Prompt: All entries below need to be written out exactly, but without their pictures.

Material for the task:
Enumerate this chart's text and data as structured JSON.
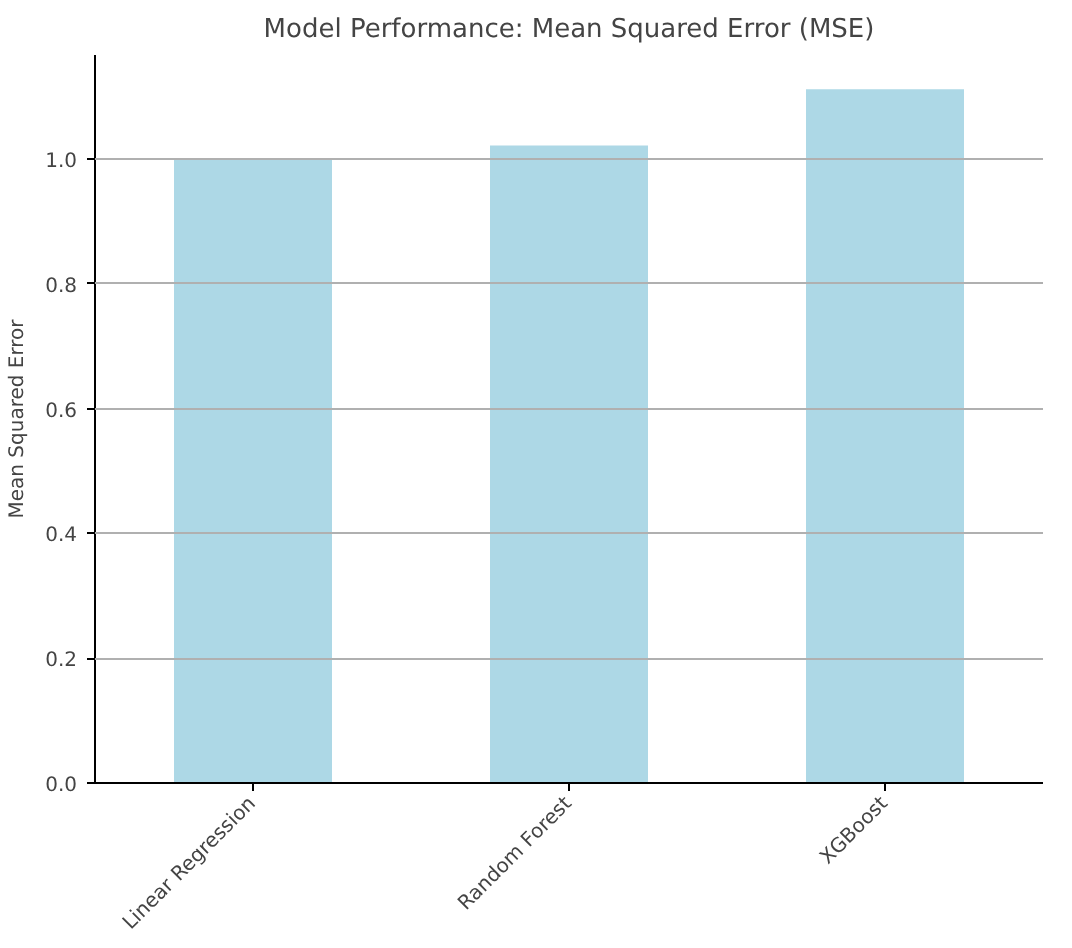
{
  "chart_data": {
    "type": "bar",
    "title": "Model Performance: Mean Squared Error (MSE)",
    "ylabel": "Mean Squared Error",
    "categories": [
      "Linear Regression",
      "Random Forest",
      "XGBoost"
    ],
    "values": [
      1.0,
      1.022,
      1.112
    ],
    "color": "#add8e6",
    "ylim": [
      0,
      1.167
    ],
    "yticks": [
      {
        "value": 0,
        "label": "0.0"
      },
      {
        "value": 0.2,
        "label": "0.2"
      },
      {
        "value": 0.4,
        "label": "0.4"
      },
      {
        "value": 0.6,
        "label": "0.6"
      },
      {
        "value": 0.8,
        "label": "0.8"
      },
      {
        "value": 1.0,
        "label": "1.0"
      }
    ],
    "grid": "y"
  }
}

Finished answer:
Enumerate this chart's text and data as structured JSON.
{
  "chart_data": {
    "type": "bar",
    "title": "Model Performance: Mean Squared Error (MSE)",
    "ylabel": "Mean Squared Error",
    "categories": [
      "Linear Regression",
      "Random Forest",
      "XGBoost"
    ],
    "values": [
      1.0,
      1.022,
      1.112
    ],
    "color": "#add8e6",
    "ylim": [
      0,
      1.167
    ],
    "yticks": [
      {
        "value": 0,
        "label": "0.0"
      },
      {
        "value": 0.2,
        "label": "0.2"
      },
      {
        "value": 0.4,
        "label": "0.4"
      },
      {
        "value": 0.6,
        "label": "0.6"
      },
      {
        "value": 0.8,
        "label": "0.8"
      },
      {
        "value": 1.0,
        "label": "1.0"
      }
    ],
    "grid": "y"
  }
}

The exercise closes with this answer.